# Your goal
Identify all lines in the data containing the string "Centers". Copy them out.

================================

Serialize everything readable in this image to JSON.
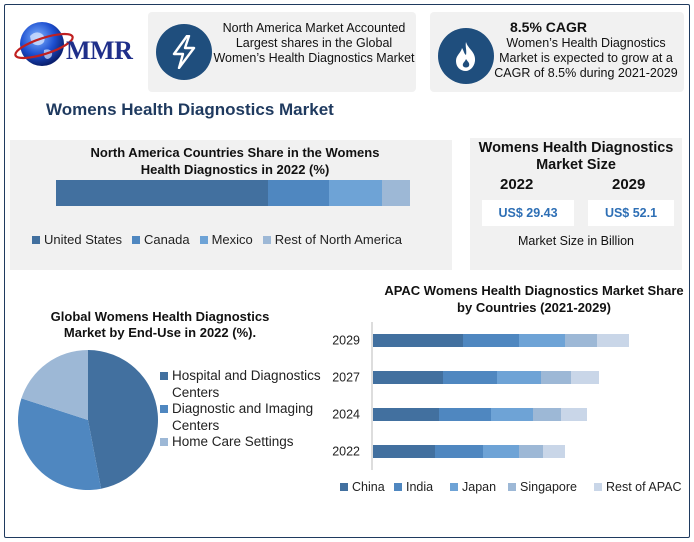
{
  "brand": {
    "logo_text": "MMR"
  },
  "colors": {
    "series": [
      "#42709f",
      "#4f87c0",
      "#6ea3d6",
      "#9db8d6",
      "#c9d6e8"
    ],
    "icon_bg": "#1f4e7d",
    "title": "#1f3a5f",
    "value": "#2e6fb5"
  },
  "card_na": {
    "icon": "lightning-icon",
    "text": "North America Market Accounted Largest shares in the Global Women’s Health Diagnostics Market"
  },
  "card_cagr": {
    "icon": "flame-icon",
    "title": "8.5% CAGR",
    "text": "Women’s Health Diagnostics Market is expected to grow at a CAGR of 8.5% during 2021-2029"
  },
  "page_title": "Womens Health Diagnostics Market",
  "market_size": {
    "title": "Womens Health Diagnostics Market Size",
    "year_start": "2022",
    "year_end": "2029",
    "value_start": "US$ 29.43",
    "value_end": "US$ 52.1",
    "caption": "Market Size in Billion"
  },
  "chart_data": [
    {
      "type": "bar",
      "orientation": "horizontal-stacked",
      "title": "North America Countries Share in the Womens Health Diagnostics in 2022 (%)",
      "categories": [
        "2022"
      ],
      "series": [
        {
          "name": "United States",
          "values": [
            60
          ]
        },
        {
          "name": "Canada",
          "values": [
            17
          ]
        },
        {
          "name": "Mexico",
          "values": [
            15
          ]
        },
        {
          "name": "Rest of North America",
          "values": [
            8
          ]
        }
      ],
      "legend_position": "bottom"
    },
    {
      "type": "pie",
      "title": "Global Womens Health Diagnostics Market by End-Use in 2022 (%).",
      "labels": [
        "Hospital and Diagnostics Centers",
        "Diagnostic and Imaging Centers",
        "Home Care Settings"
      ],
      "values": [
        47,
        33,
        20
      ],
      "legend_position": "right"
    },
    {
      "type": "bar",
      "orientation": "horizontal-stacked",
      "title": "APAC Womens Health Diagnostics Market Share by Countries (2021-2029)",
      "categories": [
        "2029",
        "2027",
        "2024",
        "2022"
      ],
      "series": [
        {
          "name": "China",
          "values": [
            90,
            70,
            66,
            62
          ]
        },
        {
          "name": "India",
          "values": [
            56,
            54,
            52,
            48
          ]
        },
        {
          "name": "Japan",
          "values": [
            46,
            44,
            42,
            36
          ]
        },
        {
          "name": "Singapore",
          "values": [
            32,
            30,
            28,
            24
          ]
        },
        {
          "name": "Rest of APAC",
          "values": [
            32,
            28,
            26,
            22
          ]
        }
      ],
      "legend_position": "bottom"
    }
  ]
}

================================

# Reply
        "Hospital and Diagnostics Centers",
        "Diagnostic and Imaging Centers",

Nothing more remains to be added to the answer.